WHAT IS REQUIRED: Please repeat the part of the text on CLOS method combination from "There are in" up to and including "completely unpredicatable ...", keeping every word and punctuation mark unchanged.

======== TEXT EXCERPT

The CLOS Standard Method Combination has primary, :before, :after and :around
methods.

There are in CLOS also various 'simple' method combinations like AND (runs all
applicable methods until one is false), OR, + (sums up the results of all
applicable methods), PROGN (runs all applicable methods and returns the result
of the last one). These seem to be rare in CLOS code.

> They made the code extensible, compact, and completely unpredicatable ...

That's kind of the point that one does not care which methods actually run and
when - the 'system' takes care of that. Similar to, say, when you call REDUCE
on a list - one does not know which elements are in the list at runtime. Or
when you call a generic function on a bunch of instances - you know only at
runtime which method runs - because of dynamic dispatch - the method
combination feature adds a layer of complication to it. Like on a Lisp Machine
where you can add a :before method to a window function and it's immediately
active, because the method combination is recomputed. Or when one adds a mixin
to a window class and the width of a window then has a different result,
because the + generic function computes a new value, because a new method is
available via the + method combination. You can scare a lot of people with
this, though.

================
======== SUPPLIED MATERIAL

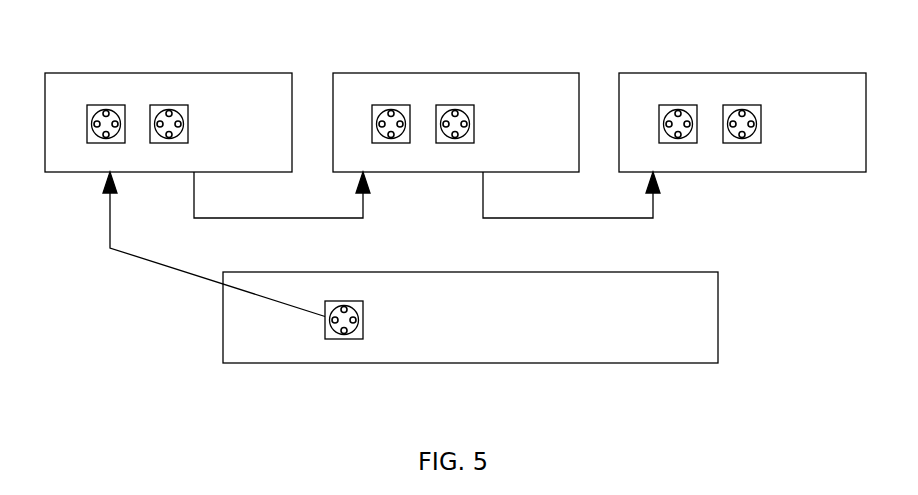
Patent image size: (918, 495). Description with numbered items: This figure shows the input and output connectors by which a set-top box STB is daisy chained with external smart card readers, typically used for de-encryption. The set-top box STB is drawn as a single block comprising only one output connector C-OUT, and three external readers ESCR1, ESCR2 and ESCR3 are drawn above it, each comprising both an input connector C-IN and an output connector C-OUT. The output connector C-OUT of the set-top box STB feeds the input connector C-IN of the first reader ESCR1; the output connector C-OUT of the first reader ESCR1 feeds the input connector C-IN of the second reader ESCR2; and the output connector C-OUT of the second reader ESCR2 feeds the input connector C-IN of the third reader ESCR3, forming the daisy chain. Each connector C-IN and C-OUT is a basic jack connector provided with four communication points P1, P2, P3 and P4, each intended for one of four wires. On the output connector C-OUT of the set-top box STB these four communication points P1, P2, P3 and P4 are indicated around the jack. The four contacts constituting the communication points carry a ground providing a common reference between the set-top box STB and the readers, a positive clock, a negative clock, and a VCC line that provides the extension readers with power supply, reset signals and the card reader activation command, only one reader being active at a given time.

The first external smart card reader ESCR1 is at (150, 73).
The second external smart card reader ESCR2 is at (468, 43).
The third external smart card reader ESCR3 is at (757, 43).
The input connector C-IN is at (97, 105).
The output connector C-OUT is at (173, 105).
The first communication point P1 is at (344, 282).
The second communication point P2 is at (306, 328).
The third communication point P3 is at (382, 327).
The fourth communication point P4 is at (344, 358).
The set-top box STB is at (615, 311).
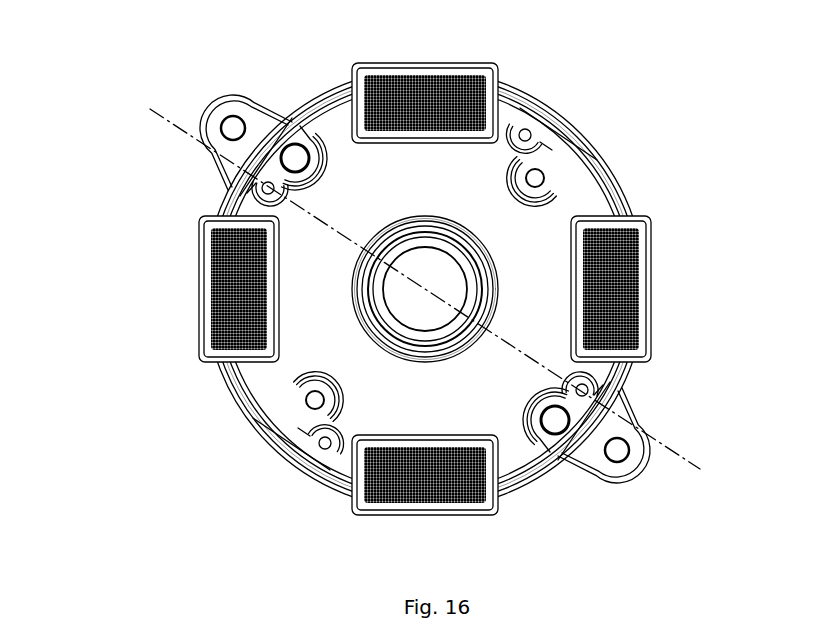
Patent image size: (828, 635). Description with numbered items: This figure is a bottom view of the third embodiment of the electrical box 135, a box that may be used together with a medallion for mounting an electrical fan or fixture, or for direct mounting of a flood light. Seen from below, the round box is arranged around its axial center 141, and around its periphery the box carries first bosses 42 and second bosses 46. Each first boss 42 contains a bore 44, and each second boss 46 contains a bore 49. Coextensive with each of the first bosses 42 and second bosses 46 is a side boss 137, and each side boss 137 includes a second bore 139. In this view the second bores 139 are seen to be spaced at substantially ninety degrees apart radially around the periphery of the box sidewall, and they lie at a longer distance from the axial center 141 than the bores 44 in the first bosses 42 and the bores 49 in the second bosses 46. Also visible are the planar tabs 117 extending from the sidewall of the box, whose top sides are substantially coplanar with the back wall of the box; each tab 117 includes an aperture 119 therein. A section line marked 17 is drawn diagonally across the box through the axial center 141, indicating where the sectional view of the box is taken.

================

EXERCISE ANSWER:
There are in CLOS also various 'simple' method combinations like AND (runs all
applicable methods until one is false), OR, + (sums up the results of all
applicable methods), PROGN (runs all applicable methods and returns the result
of the last one). These seem to be rare in CLOS code.

> They made the code extensible, compact, and completely unpredicatable ...